— Exercise requirements —
All of the records listed below should be retyped exactly.
______________________________
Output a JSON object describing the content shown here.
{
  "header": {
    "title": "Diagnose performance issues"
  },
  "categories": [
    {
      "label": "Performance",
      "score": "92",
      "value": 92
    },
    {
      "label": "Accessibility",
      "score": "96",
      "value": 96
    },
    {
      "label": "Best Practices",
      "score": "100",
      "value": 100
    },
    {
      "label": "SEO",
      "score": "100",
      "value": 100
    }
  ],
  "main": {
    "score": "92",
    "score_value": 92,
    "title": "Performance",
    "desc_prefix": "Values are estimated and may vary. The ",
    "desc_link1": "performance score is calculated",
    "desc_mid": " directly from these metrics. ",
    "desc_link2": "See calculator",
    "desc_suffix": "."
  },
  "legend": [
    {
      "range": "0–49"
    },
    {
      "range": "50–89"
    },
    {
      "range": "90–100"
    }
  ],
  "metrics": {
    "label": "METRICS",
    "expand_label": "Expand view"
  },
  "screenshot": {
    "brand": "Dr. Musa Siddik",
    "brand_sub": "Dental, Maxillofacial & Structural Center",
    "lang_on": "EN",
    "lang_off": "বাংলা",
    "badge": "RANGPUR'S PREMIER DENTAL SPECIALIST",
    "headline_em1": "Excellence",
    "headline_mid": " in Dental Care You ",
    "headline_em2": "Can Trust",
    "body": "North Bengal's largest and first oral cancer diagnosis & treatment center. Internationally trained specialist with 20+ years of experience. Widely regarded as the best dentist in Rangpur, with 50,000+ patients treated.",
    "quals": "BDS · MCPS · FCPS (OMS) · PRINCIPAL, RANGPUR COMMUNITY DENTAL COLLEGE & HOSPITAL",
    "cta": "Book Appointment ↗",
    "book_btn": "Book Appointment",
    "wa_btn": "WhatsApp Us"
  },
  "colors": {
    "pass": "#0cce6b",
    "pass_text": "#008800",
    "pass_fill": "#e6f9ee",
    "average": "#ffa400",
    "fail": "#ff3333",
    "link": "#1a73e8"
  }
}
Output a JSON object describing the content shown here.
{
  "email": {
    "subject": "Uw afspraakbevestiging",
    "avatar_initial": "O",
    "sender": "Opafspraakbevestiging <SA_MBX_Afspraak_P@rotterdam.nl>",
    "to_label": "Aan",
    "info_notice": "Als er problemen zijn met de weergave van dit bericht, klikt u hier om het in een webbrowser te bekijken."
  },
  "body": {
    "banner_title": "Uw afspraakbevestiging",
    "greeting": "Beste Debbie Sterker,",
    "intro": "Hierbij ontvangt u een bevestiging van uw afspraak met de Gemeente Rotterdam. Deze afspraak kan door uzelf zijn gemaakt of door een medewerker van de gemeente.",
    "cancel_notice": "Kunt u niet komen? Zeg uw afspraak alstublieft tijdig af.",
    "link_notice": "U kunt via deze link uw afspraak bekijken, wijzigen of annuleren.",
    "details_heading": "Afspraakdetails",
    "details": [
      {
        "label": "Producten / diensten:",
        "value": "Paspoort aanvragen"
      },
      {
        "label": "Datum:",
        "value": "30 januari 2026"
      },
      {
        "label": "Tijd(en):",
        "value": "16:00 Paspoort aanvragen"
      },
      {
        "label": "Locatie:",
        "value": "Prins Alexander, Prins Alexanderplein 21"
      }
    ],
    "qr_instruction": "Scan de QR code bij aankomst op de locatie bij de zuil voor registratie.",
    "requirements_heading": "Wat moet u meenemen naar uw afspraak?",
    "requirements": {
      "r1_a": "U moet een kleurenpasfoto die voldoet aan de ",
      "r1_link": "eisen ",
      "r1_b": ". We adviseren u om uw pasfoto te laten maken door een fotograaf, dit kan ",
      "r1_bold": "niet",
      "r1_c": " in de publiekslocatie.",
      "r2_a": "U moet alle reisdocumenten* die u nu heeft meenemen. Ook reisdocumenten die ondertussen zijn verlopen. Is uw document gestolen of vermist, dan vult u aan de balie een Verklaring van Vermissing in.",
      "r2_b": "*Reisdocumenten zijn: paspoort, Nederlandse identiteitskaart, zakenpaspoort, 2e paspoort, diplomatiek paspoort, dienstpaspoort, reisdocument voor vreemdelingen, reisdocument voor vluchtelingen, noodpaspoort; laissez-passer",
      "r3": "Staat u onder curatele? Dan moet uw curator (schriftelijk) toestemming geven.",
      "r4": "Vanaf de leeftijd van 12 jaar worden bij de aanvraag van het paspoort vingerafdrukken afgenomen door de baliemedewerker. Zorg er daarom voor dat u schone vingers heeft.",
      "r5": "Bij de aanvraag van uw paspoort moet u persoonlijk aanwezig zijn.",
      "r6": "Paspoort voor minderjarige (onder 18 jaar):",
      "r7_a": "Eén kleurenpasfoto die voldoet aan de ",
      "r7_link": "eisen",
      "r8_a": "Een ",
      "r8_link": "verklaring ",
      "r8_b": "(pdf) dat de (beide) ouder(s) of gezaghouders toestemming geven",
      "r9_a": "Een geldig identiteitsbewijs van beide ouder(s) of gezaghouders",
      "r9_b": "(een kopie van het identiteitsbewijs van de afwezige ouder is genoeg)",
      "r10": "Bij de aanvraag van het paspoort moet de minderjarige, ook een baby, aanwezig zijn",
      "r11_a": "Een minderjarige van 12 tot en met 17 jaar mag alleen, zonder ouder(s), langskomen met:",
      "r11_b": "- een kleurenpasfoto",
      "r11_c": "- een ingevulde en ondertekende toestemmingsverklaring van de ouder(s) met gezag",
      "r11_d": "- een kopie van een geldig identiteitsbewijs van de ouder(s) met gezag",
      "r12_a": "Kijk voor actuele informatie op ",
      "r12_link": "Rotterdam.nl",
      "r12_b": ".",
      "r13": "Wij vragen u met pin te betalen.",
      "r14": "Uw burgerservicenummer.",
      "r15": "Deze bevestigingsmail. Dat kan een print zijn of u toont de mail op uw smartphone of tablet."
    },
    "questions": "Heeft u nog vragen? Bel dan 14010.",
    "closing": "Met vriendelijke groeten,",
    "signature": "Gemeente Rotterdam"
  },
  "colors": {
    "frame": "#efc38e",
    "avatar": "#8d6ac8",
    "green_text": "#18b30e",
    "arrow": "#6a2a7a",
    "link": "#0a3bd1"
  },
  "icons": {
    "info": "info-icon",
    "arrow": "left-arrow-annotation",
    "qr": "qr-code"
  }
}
______________________________
— Result below —
Output a JSON object describing the content shown here.
{
  "header": {
    "title": "Diagnose performance issues"
  },
  "categories": [
    {
      "label": "Performance",
      "score": "92",
      "value": 92
    },
    {
      "label": "Accessibility",
      "score": "96",
      "value": 96
    },
    {
      "label": "Best Practices",
      "score": "100",
      "value": 100
    },
    {
      "label": "SEO",
      "score": "100",
      "value": 100
    }
  ],
  "main": {
    "score": "92",
    "score_value": 92,
    "title": "Performance",
    "desc_prefix": "Values are estimated and may vary. The ",
    "desc_link1": "performance score is calculated",
    "desc_mid": " directly from these metrics. ",
    "desc_link2": "See calculator",
    "desc_suffix": "."
  },
  "legend": [
    {
      "range": "0–49"
    },
    {
      "range": "50–89"
    },
    {
      "range": "90–100"
    }
  ],
  "metrics": {
    "label": "METRICS",
    "expand_label": "Expand view"
  },
  "screenshot": {
    "brand": "Dr. Musa Siddik",
    "brand_sub": "Dental, Maxillofacial & Structural Center",
    "lang_on": "EN",
    "lang_off": "বাংলা",
    "badge": "RANGPUR'S PREMIER DENTAL SPECIALIST",
    "headline_em1": "Excellence",
    "headline_mid": " in Dental Care You ",
    "headline_em2": "Can Trust",
    "body": "North Bengal's largest and first oral cancer diagnosis & treatment center. Internationally trained specialist with 20+ years of experience. Widely regarded as the best dentist in Rangpur, with 50,000+ patients treated.",
    "quals": "BDS · MCPS · FCPS (OMS) · PRINCIPAL, RANGPUR COMMUNITY DENTAL COLLEGE & HOSPITAL",
    "cta": "Book Appointment ↗",
    "book_btn": "Book Appointment",
    "wa_btn": "WhatsApp Us"
  },
  "colors": {
    "pass": "#0cce6b",
    "pass_text": "#008800",
    "pass_fill": "#e6f9ee",
    "average": "#ffa400",
    "fail": "#ff3333",
    "link": "#1a73e8"
  }
}
Output a JSON object describing the content shown here.
{
  "email": {
    "subject": "Uw afspraakbevestiging",
    "avatar_initial": "O",
    "sender": "Opafspraakbevestiging <SA_MBX_Afspraak_P@rotterdam.nl>",
    "to_label": "Aan",
    "info_notice": "Als er problemen zijn met de weergave van dit bericht, klikt u hier om het in een webbrowser te bekijken."
  },
  "body": {
    "banner_title": "Uw afspraakbevestiging",
    "greeting": "Beste Debbie Sterker,",
    "intro": "Hierbij ontvangt u een bevestiging van uw afspraak met de Gemeente Rotterdam. Deze afspraak kan door uzelf zijn gemaakt of door een medewerker van de gemeente.",
    "cancel_notice": "Kunt u niet komen? Zeg uw afspraak alstublieft tijdig af.",
    "link_notice": "U kunt via deze link uw afspraak bekijken, wijzigen of annuleren.",
    "details_heading": "Afspraakdetails",
    "details": [
      {
        "label": "Producten / diensten:",
        "value": "Paspoort aanvragen"
      },
      {
        "label": "Datum:",
        "value": "30 januari 2026"
      },
      {
        "label": "Tijd(en):",
        "value": "16:00 Paspoort aanvragen"
      },
      {
        "label": "Locatie:",
        "value": "Prins Alexander, Prins Alexanderplein 21"
      }
    ],
    "qr_instruction": "Scan de QR code bij aankomst op de locatie bij de zuil voor registratie.",
    "requirements_heading": "Wat moet u meenemen naar uw afspraak?",
    "requirements": {
      "r1_a": "U moet een kleurenpasfoto die voldoet aan de ",
      "r1_link": "eisen ",
      "r1_b": ". We adviseren u om uw pasfoto te laten maken door een fotograaf, dit kan ",
      "r1_bold": "niet",
      "r1_c": " in de publiekslocatie.",
      "r2_a": "U moet alle reisdocumenten* die u nu heeft meenemen. Ook reisdocumenten die ondertussen zijn verlopen. Is uw document gestolen of vermist, dan vult u aan de balie een Verklaring van Vermissing in.",
      "r2_b": "*Reisdocumenten zijn: paspoort, Nederlandse identiteitskaart, zakenpaspoort, 2e paspoort, diplomatiek paspoort, dienstpaspoort, reisdocument voor vreemdelingen, reisdocument voor vluchtelingen, noodpaspoort; laissez-passer",
      "r3": "Staat u onder curatele? Dan moet uw curator (schriftelijk) toestemming geven.",
      "r4": "Vanaf de leeftijd van 12 jaar worden bij de aanvraag van het paspoort vingerafdrukken afgenomen door de baliemedewerker. Zorg er daarom voor dat u schone vingers heeft.",
      "r5": "Bij de aanvraag van uw paspoort moet u persoonlijk aanwezig zijn.",
      "r6": "Paspoort voor minderjarige (onder 18 jaar):",
      "r7_a": "Eén kleurenpasfoto die voldoet aan de ",
      "r7_link": "eisen",
      "r8_a": "Een ",
      "r8_link": "verklaring ",
      "r8_b": "(pdf) dat de (beide) ouder(s) of gezaghouders toestemming geven",
      "r9_a": "Een geldig identiteitsbewijs van beide ouder(s) of gezaghouders",
      "r9_b": "(een kopie van het identiteitsbewijs van de afwezige ouder is genoeg)",
      "r10": "Bij de aanvraag van het paspoort moet de minderjarige, ook een baby, aanwezig zijn",
      "r11_a": "Een minderjarige van 12 tot en met 17 jaar mag alleen, zonder ouder(s), langskomen met:",
      "r11_b": "- een kleurenpasfoto",
      "r11_c": "- een ingevulde en ondertekende toestemmingsverklaring van de ouder(s) met gezag",
      "r11_d": "- een kopie van een geldig identiteitsbewijs van de ouder(s) met gezag",
      "r12_a": "Kijk voor actuele informatie op ",
      "r12_link": "Rotterdam.nl",
      "r12_b": ".",
      "r13": "Wij vragen u met pin te betalen.",
      "r14": "Uw burgerservicenummer.",
      "r15": "Deze bevestigingsmail. Dat kan een print zijn of u toont de mail op uw smartphone of tablet."
    },
    "questions": "Heeft u nog vragen? Bel dan 14010.",
    "closing": "Met vriendelijke groeten,",
    "signature": "Gemeente Rotterdam"
  },
  "colors": {
    "frame": "#efc38e",
    "avatar": "#8d6ac8",
    "green_text": "#18b30e",
    "arrow": "#6a2a7a",
    "link": "#0a3bd1"
  },
  "icons": {
    "info": "info-icon",
    "arrow": "left-arrow-annotation",
    "qr": "qr-code"
  }
}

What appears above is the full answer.